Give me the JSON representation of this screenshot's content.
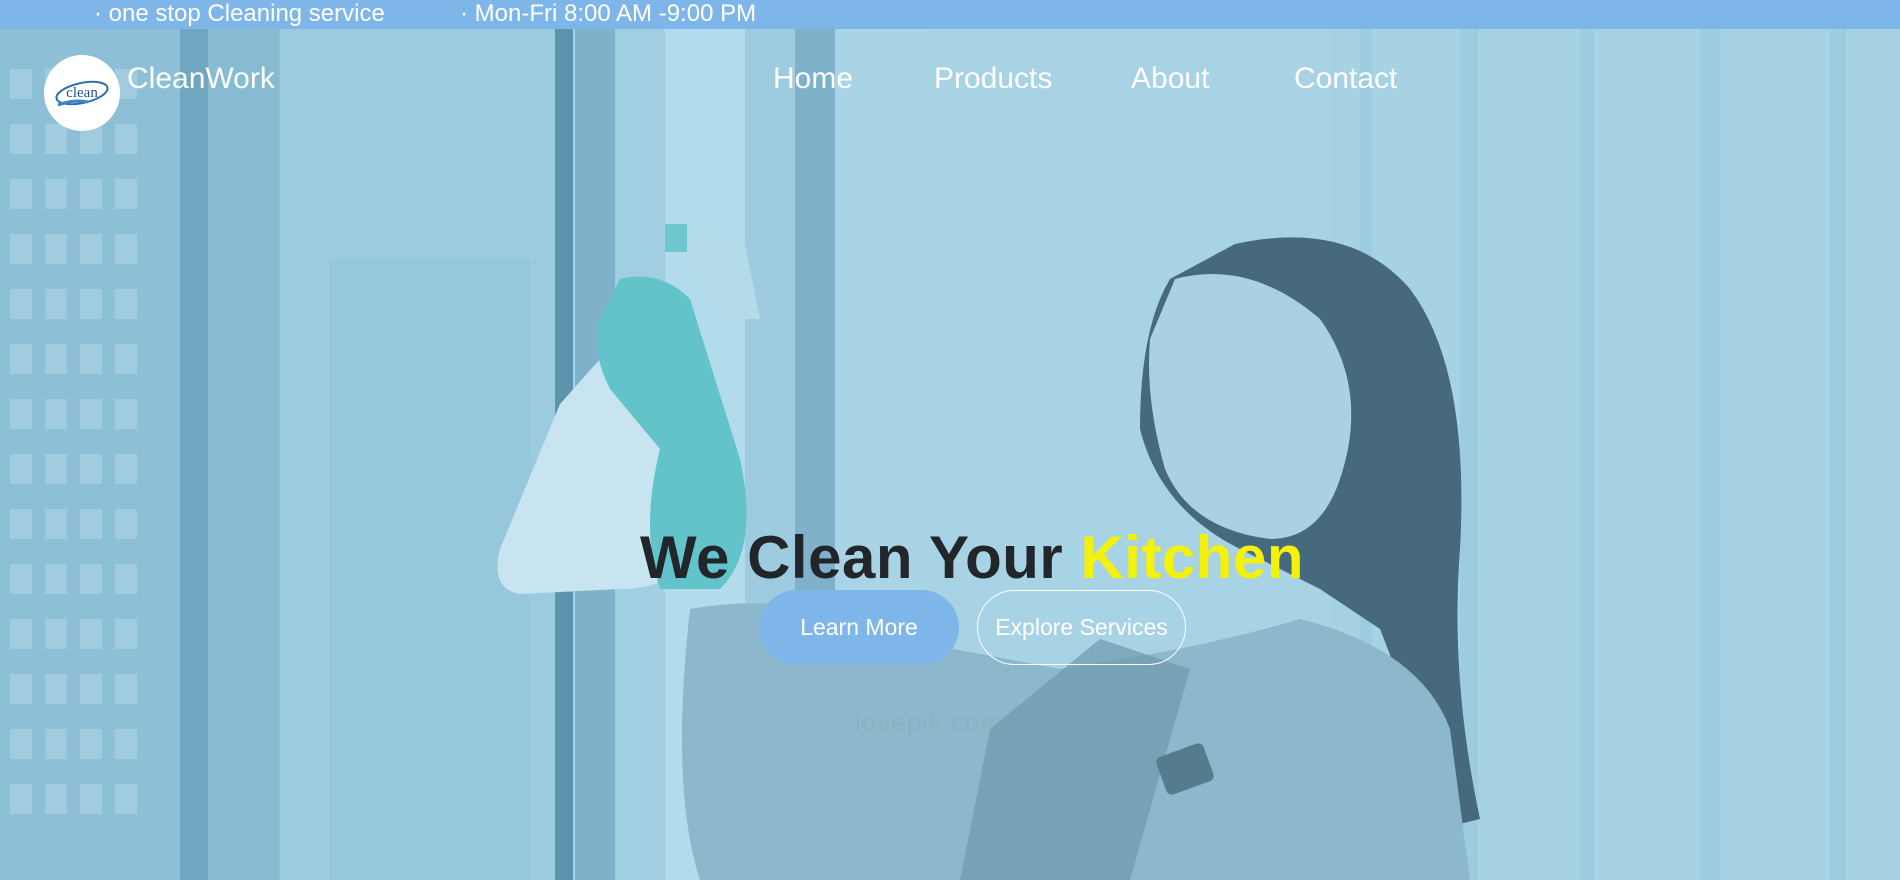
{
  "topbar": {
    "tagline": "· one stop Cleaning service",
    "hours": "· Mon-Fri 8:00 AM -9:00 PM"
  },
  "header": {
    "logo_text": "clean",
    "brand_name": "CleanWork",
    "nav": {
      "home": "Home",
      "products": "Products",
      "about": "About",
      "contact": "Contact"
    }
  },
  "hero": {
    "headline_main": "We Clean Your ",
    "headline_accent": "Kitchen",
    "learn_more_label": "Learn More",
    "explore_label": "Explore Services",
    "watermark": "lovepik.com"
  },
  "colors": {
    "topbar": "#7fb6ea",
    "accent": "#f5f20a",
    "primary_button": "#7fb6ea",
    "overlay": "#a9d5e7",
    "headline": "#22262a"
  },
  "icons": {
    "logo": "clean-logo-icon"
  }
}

......

TASK DESCRIPTION.
Copy every line above word for word and exclude the pictures.

RESULT FOR THIS TASK.
Give me the JSON representation of this screenshot's content.
{
  "topbar": {
    "tagline": "· one stop Cleaning service",
    "hours": "· Mon-Fri 8:00 AM -9:00 PM"
  },
  "header": {
    "logo_text": "clean",
    "brand_name": "CleanWork",
    "nav": {
      "home": "Home",
      "products": "Products",
      "about": "About",
      "contact": "Contact"
    }
  },
  "hero": {
    "headline_main": "We Clean Your ",
    "headline_accent": "Kitchen",
    "learn_more_label": "Learn More",
    "explore_label": "Explore Services",
    "watermark": "lovepik.com"
  },
  "colors": {
    "topbar": "#7fb6ea",
    "accent": "#f5f20a",
    "primary_button": "#7fb6ea",
    "overlay": "#a9d5e7",
    "headline": "#22262a"
  },
  "icons": {
    "logo": "clean-logo-icon"
  }
}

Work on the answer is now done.